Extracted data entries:
+ + + + +

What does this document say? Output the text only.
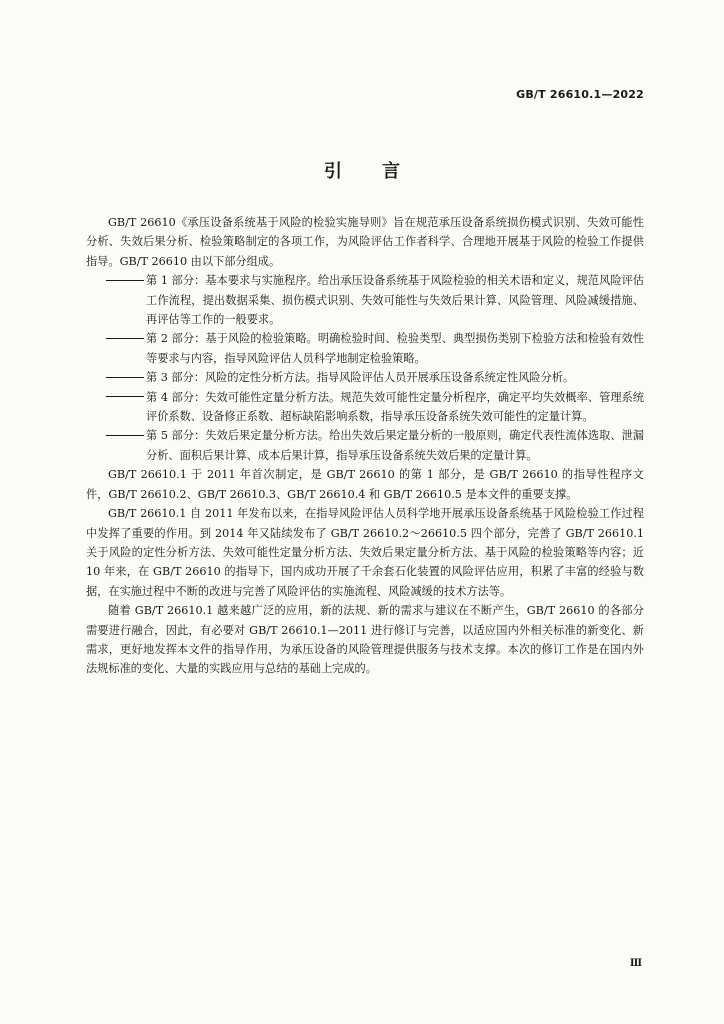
GB/T 26610.1—2022
引 言

GB/T 26610《承压设备系统基于风险的检验实施导则》旨在规范承压设备系统损伤模式识别、失效可能性分析、失效后果分析、检验策略制定的各项工作，为风险评估工作者科学、合理地开展基于风险的检验工作提供指导。GB/T 26610 由以下部分组成。

第 1 部分：基本要求与实施程序。给出承压设备系统基于风险检验的相关术语和定义，规范风险评估工作流程，提出数据采集、损伤模式识别、失效可能性与失效后果计算、风险管理、风险减缓措施、再评估等工作的一般要求。

第 2 部分：基于风险的检验策略。明确检验时间、检验类型、典型损伤类别下检验方法和检验有效性等要求与内容，指导风险评估人员科学地制定检验策略。

第 3 部分：风险的定性分析方法。指导风险评估人员开展承压设备系统定性风险分析。

第 4 部分：失效可能性定量分析方法。规范失效可能性定量分析程序，确定平均失效概率、管理系统评价系数、设备修正系数、超标缺陷影响系数，指导承压设备系统失效可能性的定量计算。

第 5 部分：失效后果定量分析方法。给出失效后果定量分析的一般原则，确定代表性流体选取、泄漏分析、面积后果计算、成本后果计算，指导承压设备系统失效后果的定量计算。

GB/T 26610.1 于 2011 年首次制定，是 GB/T 26610 的第 1 部分，是 GB/T 26610 的指导性程序文件，GB/T 26610.2、GB/T 26610.3、GB/T 26610.4 和 GB/T 26610.5 是本文件的重要支撑。

GB/T 26610.1 自 2011 年发布以来，在指导风险评估人员科学地开展承压设备系统基于风险检验工作过程中发挥了重要的作用。到 2014 年又陆续发布了 GB/T 26610.2～26610.5 四个部分，完善了 GB/T 26610.1 关于风险的定性分析方法、失效可能性定量分析方法、失效后果定量分析方法、基于风险的检验策略等内容；近 10 年来，在 GB/T 26610 的指导下，国内成功开展了千余套石化装置的风险评估应用，积累了丰富的经验与数据，在实施过程中不断的改进与完善了风险评估的实施流程、风险减缓的技术方法等。

随着 GB/T 26610.1 越来越广泛的应用，新的法规、新的需求与建议在不断产生，GB/T 26610 的各部分需要进行融合，因此，有必要对 GB/T 26610.1—2011 进行修订与完善，以适应国内外相关标准的新变化、新需求，更好地发挥本文件的指导作用，为承压设备的风险管理提供服务与技术支撑。本次的修订工作是在国内外法规标准的变化、大量的实践应用与总结的基础上完成的。

Ⅲ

+ + + + +

WRITTEN REQUEST: Go back to the records above and write them out exactly, without the pictures.

SOLUTION:
What does this document say? Output the text only.
GB/T 26610.1—2022
引 言

GB/T 26610《承压设备系统基于风险的检验实施导则》旨在规范承压设备系统损伤模式识别、失效可能性分析、失效后果分析、检验策略制定的各项工作，为风险评估工作者科学、合理地开展基于风险的检验工作提供指导。GB/T 26610 由以下部分组成。

第 1 部分：基本要求与实施程序。给出承压设备系统基于风险检验的相关术语和定义，规范风险评估工作流程，提出数据采集、损伤模式识别、失效可能性与失效后果计算、风险管理、风险减缓措施、再评估等工作的一般要求。

第 2 部分：基于风险的检验策略。明确检验时间、检验类型、典型损伤类别下检验方法和检验有效性等要求与内容，指导风险评估人员科学地制定检验策略。

第 3 部分：风险的定性分析方法。指导风险评估人员开展承压设备系统定性风险分析。

第 4 部分：失效可能性定量分析方法。规范失效可能性定量分析程序，确定平均失效概率、管理系统评价系数、设备修正系数、超标缺陷影响系数，指导承压设备系统失效可能性的定量计算。

第 5 部分：失效后果定量分析方法。给出失效后果定量分析的一般原则，确定代表性流体选取、泄漏分析、面积后果计算、成本后果计算，指导承压设备系统失效后果的定量计算。

GB/T 26610.1 于 2011 年首次制定，是 GB/T 26610 的第 1 部分，是 GB/T 26610 的指导性程序文件，GB/T 26610.2、GB/T 26610.3、GB/T 26610.4 和 GB/T 26610.5 是本文件的重要支撑。

GB/T 26610.1 自 2011 年发布以来，在指导风险评估人员科学地开展承压设备系统基于风险检验工作过程中发挥了重要的作用。到 2014 年又陆续发布了 GB/T 26610.2～26610.5 四个部分，完善了 GB/T 26610.1 关于风险的定性分析方法、失效可能性定量分析方法、失效后果定量分析方法、基于风险的检验策略等内容；近 10 年来，在 GB/T 26610 的指导下，国内成功开展了千余套石化装置的风险评估应用，积累了丰富的经验与数据，在实施过程中不断的改进与完善了风险评估的实施流程、风险减缓的技术方法等。

随着 GB/T 26610.1 越来越广泛的应用，新的法规、新的需求与建议在不断产生，GB/T 26610 的各部分需要进行融合，因此，有必要对 GB/T 26610.1—2011 进行修订与完善，以适应国内外相关标准的新变化、新需求，更好地发挥本文件的指导作用，为承压设备的风险管理提供服务与技术支撑。本次的修订工作是在国内外法规标准的变化、大量的实践应用与总结的基础上完成的。

Ⅲ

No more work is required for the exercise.